- Set problem
Reproduce every line of the items below verbatim, without skipping any.

================================

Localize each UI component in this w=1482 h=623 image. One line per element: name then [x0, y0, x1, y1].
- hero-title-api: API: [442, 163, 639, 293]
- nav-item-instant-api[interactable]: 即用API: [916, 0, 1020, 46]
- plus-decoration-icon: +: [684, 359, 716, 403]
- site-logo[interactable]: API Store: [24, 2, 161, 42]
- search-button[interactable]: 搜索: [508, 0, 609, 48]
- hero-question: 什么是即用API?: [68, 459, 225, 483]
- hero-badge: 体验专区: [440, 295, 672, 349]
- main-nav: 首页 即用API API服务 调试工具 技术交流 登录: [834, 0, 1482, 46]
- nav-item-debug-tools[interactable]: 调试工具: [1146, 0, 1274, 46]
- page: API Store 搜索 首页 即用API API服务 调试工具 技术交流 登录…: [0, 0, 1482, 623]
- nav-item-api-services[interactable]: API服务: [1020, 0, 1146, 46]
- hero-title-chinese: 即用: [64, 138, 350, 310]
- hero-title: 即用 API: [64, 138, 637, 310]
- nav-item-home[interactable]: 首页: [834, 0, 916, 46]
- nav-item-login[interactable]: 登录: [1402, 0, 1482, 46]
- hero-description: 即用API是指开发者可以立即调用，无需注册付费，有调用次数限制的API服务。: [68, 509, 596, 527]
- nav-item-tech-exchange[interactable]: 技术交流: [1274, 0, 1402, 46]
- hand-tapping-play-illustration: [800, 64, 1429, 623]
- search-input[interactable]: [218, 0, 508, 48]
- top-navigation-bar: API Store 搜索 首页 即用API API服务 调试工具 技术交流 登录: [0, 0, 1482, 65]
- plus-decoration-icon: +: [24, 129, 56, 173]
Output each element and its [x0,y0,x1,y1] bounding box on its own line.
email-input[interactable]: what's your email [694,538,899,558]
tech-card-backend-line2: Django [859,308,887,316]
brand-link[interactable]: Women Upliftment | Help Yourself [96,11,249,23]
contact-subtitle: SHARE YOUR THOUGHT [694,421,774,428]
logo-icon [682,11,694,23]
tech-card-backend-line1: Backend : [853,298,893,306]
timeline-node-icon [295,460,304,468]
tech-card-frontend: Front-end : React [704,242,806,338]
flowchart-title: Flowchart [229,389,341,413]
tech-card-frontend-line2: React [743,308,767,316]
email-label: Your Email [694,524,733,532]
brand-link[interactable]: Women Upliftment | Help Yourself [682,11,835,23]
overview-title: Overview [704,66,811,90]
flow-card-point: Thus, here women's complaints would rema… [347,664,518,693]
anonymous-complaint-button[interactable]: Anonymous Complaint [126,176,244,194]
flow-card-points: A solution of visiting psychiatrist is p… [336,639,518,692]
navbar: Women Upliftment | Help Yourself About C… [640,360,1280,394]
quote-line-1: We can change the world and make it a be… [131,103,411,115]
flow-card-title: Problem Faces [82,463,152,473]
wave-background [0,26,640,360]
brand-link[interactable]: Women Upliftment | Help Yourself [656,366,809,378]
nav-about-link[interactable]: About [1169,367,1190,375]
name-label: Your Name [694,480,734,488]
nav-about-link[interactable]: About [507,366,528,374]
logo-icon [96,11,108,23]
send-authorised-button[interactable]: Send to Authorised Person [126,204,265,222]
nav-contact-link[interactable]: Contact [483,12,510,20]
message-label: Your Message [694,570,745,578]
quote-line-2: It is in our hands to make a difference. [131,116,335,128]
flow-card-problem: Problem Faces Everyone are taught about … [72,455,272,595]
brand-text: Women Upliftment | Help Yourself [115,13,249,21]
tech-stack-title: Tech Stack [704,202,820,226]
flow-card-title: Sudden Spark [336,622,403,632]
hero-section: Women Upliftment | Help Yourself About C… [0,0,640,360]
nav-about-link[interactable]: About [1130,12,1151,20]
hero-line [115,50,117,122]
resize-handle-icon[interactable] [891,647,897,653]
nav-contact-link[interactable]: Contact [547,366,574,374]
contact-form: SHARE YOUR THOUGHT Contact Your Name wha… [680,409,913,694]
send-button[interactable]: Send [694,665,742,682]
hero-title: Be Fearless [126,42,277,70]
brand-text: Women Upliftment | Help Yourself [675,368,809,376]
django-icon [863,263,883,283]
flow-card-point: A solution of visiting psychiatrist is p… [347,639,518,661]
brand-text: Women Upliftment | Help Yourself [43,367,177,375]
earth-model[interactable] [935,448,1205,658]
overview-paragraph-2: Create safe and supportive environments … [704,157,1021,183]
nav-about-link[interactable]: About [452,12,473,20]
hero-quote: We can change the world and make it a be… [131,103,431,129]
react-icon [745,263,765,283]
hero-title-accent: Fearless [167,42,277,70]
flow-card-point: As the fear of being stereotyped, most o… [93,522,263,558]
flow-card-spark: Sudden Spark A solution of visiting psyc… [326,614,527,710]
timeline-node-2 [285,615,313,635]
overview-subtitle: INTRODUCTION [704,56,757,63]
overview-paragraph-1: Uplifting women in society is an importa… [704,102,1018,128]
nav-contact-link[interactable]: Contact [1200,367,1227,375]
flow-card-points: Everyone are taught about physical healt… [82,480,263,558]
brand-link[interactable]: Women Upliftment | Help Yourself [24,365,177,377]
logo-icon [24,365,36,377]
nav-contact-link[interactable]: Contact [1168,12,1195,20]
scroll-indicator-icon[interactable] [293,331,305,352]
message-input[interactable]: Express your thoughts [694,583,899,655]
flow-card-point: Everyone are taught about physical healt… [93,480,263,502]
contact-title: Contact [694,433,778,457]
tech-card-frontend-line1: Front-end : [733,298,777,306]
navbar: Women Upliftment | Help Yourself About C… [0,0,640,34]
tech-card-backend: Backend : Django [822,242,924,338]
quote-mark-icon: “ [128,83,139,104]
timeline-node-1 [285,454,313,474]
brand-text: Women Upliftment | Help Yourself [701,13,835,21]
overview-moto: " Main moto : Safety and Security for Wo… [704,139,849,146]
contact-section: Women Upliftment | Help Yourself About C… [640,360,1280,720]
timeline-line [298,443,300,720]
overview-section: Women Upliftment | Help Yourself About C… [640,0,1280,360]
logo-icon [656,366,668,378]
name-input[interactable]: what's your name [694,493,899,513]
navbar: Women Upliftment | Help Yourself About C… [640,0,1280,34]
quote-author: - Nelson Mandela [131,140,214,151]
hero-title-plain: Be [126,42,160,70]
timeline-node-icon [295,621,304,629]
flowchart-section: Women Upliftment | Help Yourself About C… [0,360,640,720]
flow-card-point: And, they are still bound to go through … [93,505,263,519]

================================

- Result of the task
Localize each UI component in this w=1482 h=623 image. One line per element: name then [x0, y0, x1, y1].
- hero-title-api: API: [442, 163, 639, 293]
- nav-item-instant-api[interactable]: 即用API: [916, 0, 1020, 46]
- plus-decoration-icon: +: [684, 359, 716, 403]
- site-logo[interactable]: API Store: [24, 2, 161, 42]
- search-button[interactable]: 搜索: [508, 0, 609, 48]
- hero-question: 什么是即用API?: [68, 459, 225, 483]
- hero-badge: 体验专区: [440, 295, 672, 349]
- main-nav: 首页 即用API API服务 调试工具 技术交流 登录: [834, 0, 1482, 46]
- nav-item-debug-tools[interactable]: 调试工具: [1146, 0, 1274, 46]
- page: API Store 搜索 首页 即用API API服务 调试工具 技术交流 登录…: [0, 0, 1482, 623]
- nav-item-api-services[interactable]: API服务: [1020, 0, 1146, 46]
- hero-title-chinese: 即用: [64, 138, 350, 310]
- hero-title: 即用 API: [64, 138, 637, 310]
- nav-item-home[interactable]: 首页: [834, 0, 916, 46]
- nav-item-login[interactable]: 登录: [1402, 0, 1482, 46]
- hero-description: 即用API是指开发者可以立即调用，无需注册付费，有调用次数限制的API服务。: [68, 509, 596, 527]
- nav-item-tech-exchange[interactable]: 技术交流: [1274, 0, 1402, 46]
- hand-tapping-play-illustration: [800, 64, 1429, 623]
- search-input[interactable]: [218, 0, 508, 48]
- top-navigation-bar: API Store 搜索 首页 即用API API服务 调试工具 技术交流 登录: [0, 0, 1482, 65]
- plus-decoration-icon: +: [24, 129, 56, 173]
Output each element and its [x0,y0,x1,y1] bounding box on its own line.
email-input[interactable]: what's your email [694,538,899,558]
tech-card-backend-line2: Django [859,308,887,316]
brand-link[interactable]: Women Upliftment | Help Yourself [96,11,249,23]
contact-subtitle: SHARE YOUR THOUGHT [694,421,774,428]
logo-icon [682,11,694,23]
tech-card-backend-line1: Backend : [853,298,893,306]
timeline-node-icon [295,460,304,468]
tech-card-frontend: Front-end : React [704,242,806,338]
flowchart-title: Flowchart [229,389,341,413]
tech-card-frontend-line2: React [743,308,767,316]
email-label: Your Email [694,524,733,532]
brand-link[interactable]: Women Upliftment | Help Yourself [682,11,835,23]
overview-title: Overview [704,66,811,90]
flow-card-point: Thus, here women's complaints would rema… [347,664,518,693]
anonymous-complaint-button[interactable]: Anonymous Complaint [126,176,244,194]
flow-card-points: A solution of visiting psychiatrist is p… [336,639,518,692]
navbar: Women Upliftment | Help Yourself About C… [640,360,1280,394]
quote-line-1: We can change the world and make it a be… [131,103,411,115]
flow-card-title: Problem Faces [82,463,152,473]
wave-background [0,26,640,360]
brand-link[interactable]: Women Upliftment | Help Yourself [656,366,809,378]
nav-about-link[interactable]: About [1169,367,1190,375]
name-label: Your Name [694,480,734,488]
nav-about-link[interactable]: About [507,366,528,374]
logo-icon [96,11,108,23]
send-authorised-button[interactable]: Send to Authorised Person [126,204,265,222]
nav-contact-link[interactable]: Contact [483,12,510,20]
message-label: Your Message [694,570,745,578]
quote-line-2: It is in our hands to make a difference. [131,116,335,128]
flow-card-problem: Problem Faces Everyone are taught about … [72,455,272,595]
brand-text: Women Upliftment | Help Yourself [115,13,249,21]
tech-stack-title: Tech Stack [704,202,820,226]
flow-card-title: Sudden Spark [336,622,403,632]
hero-section: Women Upliftment | Help Yourself About C… [0,0,640,360]
nav-about-link[interactable]: About [1130,12,1151,20]
hero-line [115,50,117,122]
resize-handle-icon[interactable] [891,647,897,653]
nav-contact-link[interactable]: Contact [547,366,574,374]
contact-form: SHARE YOUR THOUGHT Contact Your Name wha… [680,409,913,694]
send-button[interactable]: Send [694,665,742,682]
hero-title: Be Fearless [126,42,277,70]
brand-text: Women Upliftment | Help Yourself [675,368,809,376]
django-icon [863,263,883,283]
flow-card-point: A solution of visiting psychiatrist is p… [347,639,518,661]
brand-text: Women Upliftment | Help Yourself [43,367,177,375]
earth-model[interactable] [935,448,1205,658]
overview-paragraph-2: Create safe and supportive environments … [704,157,1021,183]
nav-about-link[interactable]: About [452,12,473,20]
hero-quote: We can change the world and make it a be… [131,103,431,129]
react-icon [745,263,765,283]
hero-title-accent: Fearless [167,42,277,70]
flow-card-point: As the fear of being stereotyped, most o… [93,522,263,558]
flow-card-spark: Sudden Spark A solution of visiting psyc… [326,614,527,710]
timeline-node-2 [285,615,313,635]
overview-subtitle: INTRODUCTION [704,56,757,63]
overview-paragraph-1: Uplifting women in society is an importa… [704,102,1018,128]
nav-contact-link[interactable]: Contact [1200,367,1227,375]
flow-card-points: Everyone are taught about physical healt… [82,480,263,558]
brand-link[interactable]: Women Upliftment | Help Yourself [24,365,177,377]
logo-icon [24,365,36,377]
nav-contact-link[interactable]: Contact [1168,12,1195,20]
scroll-indicator-icon[interactable] [293,331,305,352]
message-input[interactable]: Express your thoughts [694,583,899,655]
flow-card-point: Everyone are taught about physical healt… [93,480,263,502]
contact-title: Contact [694,433,778,457]
tech-card-frontend-line1: Front-end : [733,298,777,306]
navbar: Women Upliftment | Help Yourself About C… [0,0,640,34]
tech-card-backend: Backend : Django [822,242,924,338]
quote-mark-icon: “ [128,83,139,104]
timeline-node-1 [285,454,313,474]
brand-text: Women Upliftment | Help Yourself [701,13,835,21]
overview-moto: " Main moto : Safety and Security for Wo… [704,139,849,146]
contact-section: Women Upliftment | Help Yourself About C… [640,360,1280,720]
timeline-line [298,443,300,720]
overview-section: Women Upliftment | Help Yourself About C… [640,0,1280,360]
logo-icon [656,366,668,378]
name-input[interactable]: what's your name [694,493,899,513]
navbar: Women Upliftment | Help Yourself About C… [640,0,1280,34]
quote-author: - Nelson Mandela [131,140,214,151]
hero-title-plain: Be [126,42,160,70]
timeline-node-icon [295,621,304,629]
flowchart-section: Women Upliftment | Help Yourself About C… [0,360,640,720]
flow-card-point: And, they are still bound to go through … [93,505,263,519]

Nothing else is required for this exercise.